- _DATA PROVIDED_:

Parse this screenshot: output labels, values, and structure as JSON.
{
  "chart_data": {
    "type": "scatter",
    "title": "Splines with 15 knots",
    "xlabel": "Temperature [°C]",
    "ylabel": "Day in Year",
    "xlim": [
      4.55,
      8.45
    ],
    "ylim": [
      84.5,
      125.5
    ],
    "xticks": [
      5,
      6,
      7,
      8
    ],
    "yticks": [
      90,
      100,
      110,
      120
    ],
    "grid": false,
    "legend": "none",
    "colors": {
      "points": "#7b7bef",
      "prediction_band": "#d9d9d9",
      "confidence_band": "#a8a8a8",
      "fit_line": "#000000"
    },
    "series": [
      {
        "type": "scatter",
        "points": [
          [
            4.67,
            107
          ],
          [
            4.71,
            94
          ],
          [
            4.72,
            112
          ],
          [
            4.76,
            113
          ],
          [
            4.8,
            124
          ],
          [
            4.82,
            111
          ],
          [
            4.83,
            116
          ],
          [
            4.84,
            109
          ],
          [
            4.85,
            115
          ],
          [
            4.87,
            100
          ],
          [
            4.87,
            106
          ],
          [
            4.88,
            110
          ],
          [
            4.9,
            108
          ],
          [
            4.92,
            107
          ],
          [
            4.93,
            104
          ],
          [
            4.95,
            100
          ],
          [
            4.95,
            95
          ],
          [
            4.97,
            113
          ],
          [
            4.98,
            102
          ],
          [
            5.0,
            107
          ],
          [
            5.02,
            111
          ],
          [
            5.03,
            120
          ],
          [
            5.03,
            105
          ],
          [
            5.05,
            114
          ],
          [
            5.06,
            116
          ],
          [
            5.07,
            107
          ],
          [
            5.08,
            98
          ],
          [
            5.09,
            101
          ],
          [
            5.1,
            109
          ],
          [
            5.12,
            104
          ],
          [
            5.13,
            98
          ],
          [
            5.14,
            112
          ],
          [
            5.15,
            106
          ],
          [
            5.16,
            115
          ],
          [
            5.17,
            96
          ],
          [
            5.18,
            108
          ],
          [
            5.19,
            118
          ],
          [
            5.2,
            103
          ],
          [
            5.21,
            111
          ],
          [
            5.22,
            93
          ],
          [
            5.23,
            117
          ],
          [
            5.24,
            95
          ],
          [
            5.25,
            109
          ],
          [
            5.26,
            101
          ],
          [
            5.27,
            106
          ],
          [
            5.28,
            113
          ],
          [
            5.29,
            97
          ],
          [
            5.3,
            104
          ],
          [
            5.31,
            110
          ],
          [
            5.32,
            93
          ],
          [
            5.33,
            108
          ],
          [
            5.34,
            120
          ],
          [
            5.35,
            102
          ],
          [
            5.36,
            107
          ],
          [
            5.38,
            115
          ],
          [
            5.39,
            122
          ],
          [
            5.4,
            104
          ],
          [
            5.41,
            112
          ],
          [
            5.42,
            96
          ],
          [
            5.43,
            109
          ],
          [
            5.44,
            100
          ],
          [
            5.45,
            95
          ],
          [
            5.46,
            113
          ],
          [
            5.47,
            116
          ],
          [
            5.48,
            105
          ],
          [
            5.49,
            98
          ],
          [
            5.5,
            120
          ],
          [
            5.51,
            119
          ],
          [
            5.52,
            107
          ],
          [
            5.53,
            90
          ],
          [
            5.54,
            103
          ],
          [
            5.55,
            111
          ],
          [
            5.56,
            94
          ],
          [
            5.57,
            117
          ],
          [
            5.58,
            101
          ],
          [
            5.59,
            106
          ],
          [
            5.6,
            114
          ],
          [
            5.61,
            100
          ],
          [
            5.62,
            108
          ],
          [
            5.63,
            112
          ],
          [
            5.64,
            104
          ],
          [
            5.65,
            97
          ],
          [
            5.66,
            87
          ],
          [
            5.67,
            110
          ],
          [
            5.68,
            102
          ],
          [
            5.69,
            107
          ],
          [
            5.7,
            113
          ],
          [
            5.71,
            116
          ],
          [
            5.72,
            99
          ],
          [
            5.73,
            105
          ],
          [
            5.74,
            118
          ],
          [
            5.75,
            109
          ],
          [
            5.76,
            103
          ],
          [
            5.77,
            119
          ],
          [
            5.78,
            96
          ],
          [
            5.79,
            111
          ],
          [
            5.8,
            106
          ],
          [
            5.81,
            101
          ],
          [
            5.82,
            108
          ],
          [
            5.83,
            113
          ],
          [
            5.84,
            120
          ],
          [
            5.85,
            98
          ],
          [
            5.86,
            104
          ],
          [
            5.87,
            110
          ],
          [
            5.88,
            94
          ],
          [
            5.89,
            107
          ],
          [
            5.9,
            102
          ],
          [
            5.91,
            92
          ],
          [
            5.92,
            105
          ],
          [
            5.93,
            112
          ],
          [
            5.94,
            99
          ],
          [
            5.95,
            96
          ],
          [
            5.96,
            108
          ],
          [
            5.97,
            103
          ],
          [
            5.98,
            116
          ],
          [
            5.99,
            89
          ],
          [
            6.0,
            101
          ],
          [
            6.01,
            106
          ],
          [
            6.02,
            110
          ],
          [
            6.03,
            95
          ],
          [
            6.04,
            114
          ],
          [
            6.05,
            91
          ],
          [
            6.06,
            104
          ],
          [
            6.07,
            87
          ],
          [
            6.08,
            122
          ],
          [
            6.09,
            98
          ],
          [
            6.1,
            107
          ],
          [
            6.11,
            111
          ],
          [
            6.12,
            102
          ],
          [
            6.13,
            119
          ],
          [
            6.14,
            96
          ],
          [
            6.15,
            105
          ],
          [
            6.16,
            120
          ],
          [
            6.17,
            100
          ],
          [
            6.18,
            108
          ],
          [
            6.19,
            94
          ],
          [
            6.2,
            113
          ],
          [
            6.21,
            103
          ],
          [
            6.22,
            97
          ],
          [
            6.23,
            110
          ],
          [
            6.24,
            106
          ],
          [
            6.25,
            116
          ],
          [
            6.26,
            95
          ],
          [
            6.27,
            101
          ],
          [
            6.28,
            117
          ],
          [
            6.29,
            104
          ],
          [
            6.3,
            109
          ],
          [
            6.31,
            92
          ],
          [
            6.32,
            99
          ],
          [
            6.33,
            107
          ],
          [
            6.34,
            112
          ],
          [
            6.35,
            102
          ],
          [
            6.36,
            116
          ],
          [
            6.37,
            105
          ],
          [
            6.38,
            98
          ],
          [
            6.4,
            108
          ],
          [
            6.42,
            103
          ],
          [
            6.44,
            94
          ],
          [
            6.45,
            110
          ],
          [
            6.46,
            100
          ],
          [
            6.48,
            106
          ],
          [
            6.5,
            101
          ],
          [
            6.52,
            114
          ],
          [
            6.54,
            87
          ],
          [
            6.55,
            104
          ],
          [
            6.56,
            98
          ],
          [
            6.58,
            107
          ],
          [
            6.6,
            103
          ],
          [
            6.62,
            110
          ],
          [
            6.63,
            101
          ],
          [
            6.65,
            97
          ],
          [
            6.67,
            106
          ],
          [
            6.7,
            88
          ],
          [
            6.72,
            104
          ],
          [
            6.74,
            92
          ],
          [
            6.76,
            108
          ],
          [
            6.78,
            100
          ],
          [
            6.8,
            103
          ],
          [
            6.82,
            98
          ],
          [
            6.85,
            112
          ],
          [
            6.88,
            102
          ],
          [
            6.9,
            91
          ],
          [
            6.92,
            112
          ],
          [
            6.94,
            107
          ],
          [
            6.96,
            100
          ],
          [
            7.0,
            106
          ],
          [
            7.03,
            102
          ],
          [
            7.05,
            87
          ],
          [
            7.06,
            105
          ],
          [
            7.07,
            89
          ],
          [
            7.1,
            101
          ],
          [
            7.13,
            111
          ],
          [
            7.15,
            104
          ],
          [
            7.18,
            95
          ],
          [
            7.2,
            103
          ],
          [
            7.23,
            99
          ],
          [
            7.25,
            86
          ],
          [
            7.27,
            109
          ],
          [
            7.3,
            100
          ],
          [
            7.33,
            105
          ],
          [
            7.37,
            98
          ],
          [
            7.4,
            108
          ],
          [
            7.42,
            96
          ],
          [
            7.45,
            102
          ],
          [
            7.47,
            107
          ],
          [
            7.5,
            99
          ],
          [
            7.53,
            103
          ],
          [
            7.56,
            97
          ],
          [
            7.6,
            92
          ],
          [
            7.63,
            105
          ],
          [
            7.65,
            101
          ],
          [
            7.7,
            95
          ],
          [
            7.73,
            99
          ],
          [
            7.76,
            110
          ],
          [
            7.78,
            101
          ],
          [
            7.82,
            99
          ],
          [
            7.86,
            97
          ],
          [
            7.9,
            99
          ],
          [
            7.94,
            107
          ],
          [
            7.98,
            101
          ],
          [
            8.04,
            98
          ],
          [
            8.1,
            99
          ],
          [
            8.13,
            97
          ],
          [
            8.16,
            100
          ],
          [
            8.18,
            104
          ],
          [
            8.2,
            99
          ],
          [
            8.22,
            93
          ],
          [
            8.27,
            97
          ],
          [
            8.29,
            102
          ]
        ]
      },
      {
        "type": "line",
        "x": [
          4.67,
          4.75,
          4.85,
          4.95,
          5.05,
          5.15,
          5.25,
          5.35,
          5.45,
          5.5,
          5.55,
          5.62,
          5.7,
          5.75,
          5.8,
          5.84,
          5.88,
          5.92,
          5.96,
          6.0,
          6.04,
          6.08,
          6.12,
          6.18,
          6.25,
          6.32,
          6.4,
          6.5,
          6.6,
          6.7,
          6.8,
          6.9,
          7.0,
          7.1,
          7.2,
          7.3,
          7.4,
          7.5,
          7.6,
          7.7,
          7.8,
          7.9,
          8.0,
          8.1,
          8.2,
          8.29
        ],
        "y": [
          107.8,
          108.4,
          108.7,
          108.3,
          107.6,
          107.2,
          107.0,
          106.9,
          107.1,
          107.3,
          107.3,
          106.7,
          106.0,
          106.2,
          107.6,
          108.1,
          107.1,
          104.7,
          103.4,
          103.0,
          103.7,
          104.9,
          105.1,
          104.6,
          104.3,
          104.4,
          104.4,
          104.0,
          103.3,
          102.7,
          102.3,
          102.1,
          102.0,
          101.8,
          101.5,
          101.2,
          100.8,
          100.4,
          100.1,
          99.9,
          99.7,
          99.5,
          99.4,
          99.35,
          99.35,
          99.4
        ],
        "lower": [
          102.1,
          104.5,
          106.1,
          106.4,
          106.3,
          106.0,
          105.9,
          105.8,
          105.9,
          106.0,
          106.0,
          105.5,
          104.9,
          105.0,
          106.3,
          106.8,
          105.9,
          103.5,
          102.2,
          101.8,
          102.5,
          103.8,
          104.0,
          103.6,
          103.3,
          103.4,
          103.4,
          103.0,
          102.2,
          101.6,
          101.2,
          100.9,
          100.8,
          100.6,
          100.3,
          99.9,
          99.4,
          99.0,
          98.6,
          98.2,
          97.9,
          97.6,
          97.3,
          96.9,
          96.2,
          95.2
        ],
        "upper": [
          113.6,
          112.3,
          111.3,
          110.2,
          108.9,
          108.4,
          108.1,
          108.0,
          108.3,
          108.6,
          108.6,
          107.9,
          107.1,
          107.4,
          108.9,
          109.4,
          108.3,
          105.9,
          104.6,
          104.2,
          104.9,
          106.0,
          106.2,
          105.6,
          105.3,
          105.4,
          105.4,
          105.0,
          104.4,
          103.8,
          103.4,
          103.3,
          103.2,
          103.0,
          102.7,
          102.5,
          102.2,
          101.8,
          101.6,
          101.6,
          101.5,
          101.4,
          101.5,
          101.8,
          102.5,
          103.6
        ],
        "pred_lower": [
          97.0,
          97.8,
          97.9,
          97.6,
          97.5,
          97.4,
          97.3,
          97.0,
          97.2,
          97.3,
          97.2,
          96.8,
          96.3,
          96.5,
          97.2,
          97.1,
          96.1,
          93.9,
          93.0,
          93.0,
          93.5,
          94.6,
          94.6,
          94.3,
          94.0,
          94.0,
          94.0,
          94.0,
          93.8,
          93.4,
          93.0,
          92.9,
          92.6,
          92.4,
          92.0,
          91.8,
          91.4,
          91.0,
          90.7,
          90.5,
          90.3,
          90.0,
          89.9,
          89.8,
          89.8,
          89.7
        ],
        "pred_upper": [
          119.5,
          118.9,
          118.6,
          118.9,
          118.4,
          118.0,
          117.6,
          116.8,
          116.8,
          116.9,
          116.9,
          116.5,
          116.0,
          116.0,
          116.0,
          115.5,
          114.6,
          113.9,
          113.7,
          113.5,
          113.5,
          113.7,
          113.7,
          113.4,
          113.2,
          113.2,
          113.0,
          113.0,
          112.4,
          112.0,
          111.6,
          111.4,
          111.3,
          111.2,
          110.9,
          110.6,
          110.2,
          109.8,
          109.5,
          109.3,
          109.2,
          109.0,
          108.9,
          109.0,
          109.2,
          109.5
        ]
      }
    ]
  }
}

- _WHAT YOU SHOULD DO_: Looking at the listing above, how many of its lines contain the string "type"? Give the number alone.

- _OUTPUT FOR THIS EXERCISE_: 3